AVAILABLE DATA
(begin)

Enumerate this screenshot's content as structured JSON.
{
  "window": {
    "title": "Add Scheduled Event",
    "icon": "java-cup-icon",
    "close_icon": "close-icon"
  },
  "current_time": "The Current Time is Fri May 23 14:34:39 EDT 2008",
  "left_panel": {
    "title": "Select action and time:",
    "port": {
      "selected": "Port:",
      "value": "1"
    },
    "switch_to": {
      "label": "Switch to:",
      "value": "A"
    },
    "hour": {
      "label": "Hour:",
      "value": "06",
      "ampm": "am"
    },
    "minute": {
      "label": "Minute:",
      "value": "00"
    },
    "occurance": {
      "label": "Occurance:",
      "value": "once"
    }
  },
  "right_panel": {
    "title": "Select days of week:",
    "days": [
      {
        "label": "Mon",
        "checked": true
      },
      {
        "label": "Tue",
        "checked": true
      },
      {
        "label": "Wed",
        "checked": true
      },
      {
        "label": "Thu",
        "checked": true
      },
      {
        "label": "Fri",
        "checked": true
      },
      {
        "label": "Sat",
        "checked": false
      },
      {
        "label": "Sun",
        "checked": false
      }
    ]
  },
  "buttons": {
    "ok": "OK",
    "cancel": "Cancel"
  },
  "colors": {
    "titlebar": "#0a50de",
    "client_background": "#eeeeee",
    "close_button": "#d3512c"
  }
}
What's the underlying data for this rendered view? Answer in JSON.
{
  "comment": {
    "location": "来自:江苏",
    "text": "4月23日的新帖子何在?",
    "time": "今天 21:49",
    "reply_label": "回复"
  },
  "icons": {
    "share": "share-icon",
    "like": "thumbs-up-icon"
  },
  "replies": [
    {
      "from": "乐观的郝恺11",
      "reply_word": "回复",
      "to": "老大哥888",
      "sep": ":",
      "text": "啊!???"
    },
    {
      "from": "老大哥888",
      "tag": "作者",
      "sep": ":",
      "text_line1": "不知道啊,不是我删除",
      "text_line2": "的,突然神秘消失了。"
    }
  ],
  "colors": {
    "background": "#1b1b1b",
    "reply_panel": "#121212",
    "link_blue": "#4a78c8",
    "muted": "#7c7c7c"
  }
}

(end)

WHAT NEEDS TO BE DONE
Copy out all lines above that include the string "this".

EXERCISE OUTPUT
Enumerate this screenshot's content as structured JSON.
What's the underlying data for this rendered view? Answer in JSON.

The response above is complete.